Work to be completed: Give the entries again exactly, every one of them.

Items:
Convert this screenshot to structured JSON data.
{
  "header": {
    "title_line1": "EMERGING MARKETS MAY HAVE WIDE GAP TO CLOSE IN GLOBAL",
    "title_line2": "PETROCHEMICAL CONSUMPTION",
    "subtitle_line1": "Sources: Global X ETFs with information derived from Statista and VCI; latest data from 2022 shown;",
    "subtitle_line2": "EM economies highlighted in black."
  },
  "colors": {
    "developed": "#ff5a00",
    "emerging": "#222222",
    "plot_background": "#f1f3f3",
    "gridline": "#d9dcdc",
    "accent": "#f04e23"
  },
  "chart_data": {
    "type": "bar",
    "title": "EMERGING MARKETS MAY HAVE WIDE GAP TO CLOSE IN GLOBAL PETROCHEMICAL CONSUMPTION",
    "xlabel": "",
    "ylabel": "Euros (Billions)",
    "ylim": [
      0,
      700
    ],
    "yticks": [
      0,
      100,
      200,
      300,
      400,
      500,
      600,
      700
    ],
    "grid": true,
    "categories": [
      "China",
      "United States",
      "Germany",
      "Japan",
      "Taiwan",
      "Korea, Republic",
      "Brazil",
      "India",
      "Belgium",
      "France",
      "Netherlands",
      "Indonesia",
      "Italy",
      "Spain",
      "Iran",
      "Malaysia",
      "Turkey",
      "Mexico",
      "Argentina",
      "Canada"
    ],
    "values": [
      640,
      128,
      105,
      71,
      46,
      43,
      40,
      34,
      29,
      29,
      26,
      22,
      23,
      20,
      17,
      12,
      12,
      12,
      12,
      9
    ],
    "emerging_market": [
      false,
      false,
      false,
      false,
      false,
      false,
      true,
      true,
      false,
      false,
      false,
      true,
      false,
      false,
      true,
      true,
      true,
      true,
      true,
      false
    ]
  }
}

Solution:
Convert this screenshot to structured JSON data.
{
  "header": {
    "title_line1": "EMERGING MARKETS MAY HAVE WIDE GAP TO CLOSE IN GLOBAL",
    "title_line2": "PETROCHEMICAL CONSUMPTION",
    "subtitle_line1": "Sources: Global X ETFs with information derived from Statista and VCI; latest data from 2022 shown;",
    "subtitle_line2": "EM economies highlighted in black."
  },
  "colors": {
    "developed": "#ff5a00",
    "emerging": "#222222",
    "plot_background": "#f1f3f3",
    "gridline": "#d9dcdc",
    "accent": "#f04e23"
  },
  "chart_data": {
    "type": "bar",
    "title": "EMERGING MARKETS MAY HAVE WIDE GAP TO CLOSE IN GLOBAL PETROCHEMICAL CONSUMPTION",
    "xlabel": "",
    "ylabel": "Euros (Billions)",
    "ylim": [
      0,
      700
    ],
    "yticks": [
      0,
      100,
      200,
      300,
      400,
      500,
      600,
      700
    ],
    "grid": true,
    "categories": [
      "China",
      "United States",
      "Germany",
      "Japan",
      "Taiwan",
      "Korea, Republic",
      "Brazil",
      "India",
      "Belgium",
      "France",
      "Netherlands",
      "Indonesia",
      "Italy",
      "Spain",
      "Iran",
      "Malaysia",
      "Turkey",
      "Mexico",
      "Argentina",
      "Canada"
    ],
    "values": [
      640,
      128,
      105,
      71,
      46,
      43,
      40,
      34,
      29,
      29,
      26,
      22,
      23,
      20,
      17,
      12,
      12,
      12,
      12,
      9
    ],
    "emerging_market": [
      false,
      false,
      false,
      false,
      false,
      false,
      true,
      true,
      false,
      false,
      false,
      true,
      false,
      false,
      true,
      true,
      true,
      true,
      true,
      false
    ]
  }
}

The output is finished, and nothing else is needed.